▶ **What you should do**
Work out how many lines hold the string "doen". The answer is a single number, nothing more.

▶ **Stored records**
--------------------------------
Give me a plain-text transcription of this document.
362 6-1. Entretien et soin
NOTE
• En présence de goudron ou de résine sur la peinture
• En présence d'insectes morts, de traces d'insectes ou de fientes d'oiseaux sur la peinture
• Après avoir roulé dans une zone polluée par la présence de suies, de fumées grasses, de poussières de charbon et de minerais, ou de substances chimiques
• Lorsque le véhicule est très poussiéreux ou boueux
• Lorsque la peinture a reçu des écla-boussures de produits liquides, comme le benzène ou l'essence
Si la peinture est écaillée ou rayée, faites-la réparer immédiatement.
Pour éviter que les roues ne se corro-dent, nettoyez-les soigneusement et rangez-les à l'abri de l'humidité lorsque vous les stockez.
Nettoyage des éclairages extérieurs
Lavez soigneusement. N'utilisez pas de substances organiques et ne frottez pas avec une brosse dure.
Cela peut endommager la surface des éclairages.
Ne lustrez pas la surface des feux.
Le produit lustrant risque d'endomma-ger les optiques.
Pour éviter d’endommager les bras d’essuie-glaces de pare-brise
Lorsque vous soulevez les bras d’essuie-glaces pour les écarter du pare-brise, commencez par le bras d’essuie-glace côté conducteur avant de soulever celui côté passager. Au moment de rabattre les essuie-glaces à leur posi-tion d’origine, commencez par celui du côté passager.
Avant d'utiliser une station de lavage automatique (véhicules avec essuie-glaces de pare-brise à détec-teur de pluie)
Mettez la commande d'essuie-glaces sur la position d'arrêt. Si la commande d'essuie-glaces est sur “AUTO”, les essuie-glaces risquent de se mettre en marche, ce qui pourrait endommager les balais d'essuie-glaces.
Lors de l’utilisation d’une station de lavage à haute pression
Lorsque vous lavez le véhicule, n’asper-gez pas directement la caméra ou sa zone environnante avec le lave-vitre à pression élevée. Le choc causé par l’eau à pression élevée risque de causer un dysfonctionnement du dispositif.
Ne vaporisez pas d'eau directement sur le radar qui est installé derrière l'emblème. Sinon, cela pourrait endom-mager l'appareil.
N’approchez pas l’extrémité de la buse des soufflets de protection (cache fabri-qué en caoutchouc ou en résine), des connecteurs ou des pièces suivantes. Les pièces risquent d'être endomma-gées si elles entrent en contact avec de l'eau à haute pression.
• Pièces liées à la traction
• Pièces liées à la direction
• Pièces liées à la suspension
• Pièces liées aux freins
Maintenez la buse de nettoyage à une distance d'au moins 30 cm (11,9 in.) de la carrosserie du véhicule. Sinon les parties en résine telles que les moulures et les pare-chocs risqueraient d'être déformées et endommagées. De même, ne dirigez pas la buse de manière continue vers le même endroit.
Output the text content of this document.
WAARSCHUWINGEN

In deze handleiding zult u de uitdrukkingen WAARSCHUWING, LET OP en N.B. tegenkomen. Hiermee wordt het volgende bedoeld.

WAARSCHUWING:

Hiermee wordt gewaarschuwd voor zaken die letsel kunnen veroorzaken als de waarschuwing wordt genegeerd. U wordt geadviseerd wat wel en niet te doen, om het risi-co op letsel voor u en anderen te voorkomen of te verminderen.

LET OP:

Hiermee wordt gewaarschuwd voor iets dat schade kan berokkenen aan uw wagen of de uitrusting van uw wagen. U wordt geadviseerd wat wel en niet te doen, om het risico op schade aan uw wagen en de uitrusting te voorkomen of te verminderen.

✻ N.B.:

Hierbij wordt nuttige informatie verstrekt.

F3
--------------------------------
▶ **Solution**
2